Stated problem - Scan the material and copy every line in which "Debugger" appears.

(Stored data)
--- BEGIN ---

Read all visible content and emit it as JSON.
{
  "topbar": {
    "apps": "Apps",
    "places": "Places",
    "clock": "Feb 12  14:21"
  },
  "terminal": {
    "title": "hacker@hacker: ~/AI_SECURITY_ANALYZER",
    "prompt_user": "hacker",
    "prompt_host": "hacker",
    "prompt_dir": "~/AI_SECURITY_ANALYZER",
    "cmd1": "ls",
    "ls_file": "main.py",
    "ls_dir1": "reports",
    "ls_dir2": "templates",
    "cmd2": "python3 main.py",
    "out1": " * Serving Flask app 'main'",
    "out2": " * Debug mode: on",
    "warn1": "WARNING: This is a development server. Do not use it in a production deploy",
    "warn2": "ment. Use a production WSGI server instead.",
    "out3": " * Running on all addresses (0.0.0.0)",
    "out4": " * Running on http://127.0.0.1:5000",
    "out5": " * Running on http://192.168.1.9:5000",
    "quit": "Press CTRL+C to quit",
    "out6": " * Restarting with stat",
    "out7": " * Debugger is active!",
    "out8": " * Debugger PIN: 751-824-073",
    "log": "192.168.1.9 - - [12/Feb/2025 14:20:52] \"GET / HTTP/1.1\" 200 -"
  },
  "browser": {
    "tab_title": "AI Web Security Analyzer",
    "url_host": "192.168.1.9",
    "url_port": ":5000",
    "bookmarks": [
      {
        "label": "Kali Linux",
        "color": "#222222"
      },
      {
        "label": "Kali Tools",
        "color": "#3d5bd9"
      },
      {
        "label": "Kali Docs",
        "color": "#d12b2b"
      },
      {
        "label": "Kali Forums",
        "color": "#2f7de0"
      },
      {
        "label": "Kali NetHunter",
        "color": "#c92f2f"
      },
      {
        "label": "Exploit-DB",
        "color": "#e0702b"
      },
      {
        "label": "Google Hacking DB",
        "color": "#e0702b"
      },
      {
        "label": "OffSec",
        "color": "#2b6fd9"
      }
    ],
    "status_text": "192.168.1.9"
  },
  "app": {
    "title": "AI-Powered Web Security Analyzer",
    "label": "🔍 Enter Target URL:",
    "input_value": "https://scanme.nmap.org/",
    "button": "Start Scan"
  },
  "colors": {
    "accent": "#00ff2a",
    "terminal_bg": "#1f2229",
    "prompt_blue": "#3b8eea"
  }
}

--- END ---

Written solution -
    "out7": " * Debugger is active!",
    "out8": " * Debugger PIN: 751-824-073",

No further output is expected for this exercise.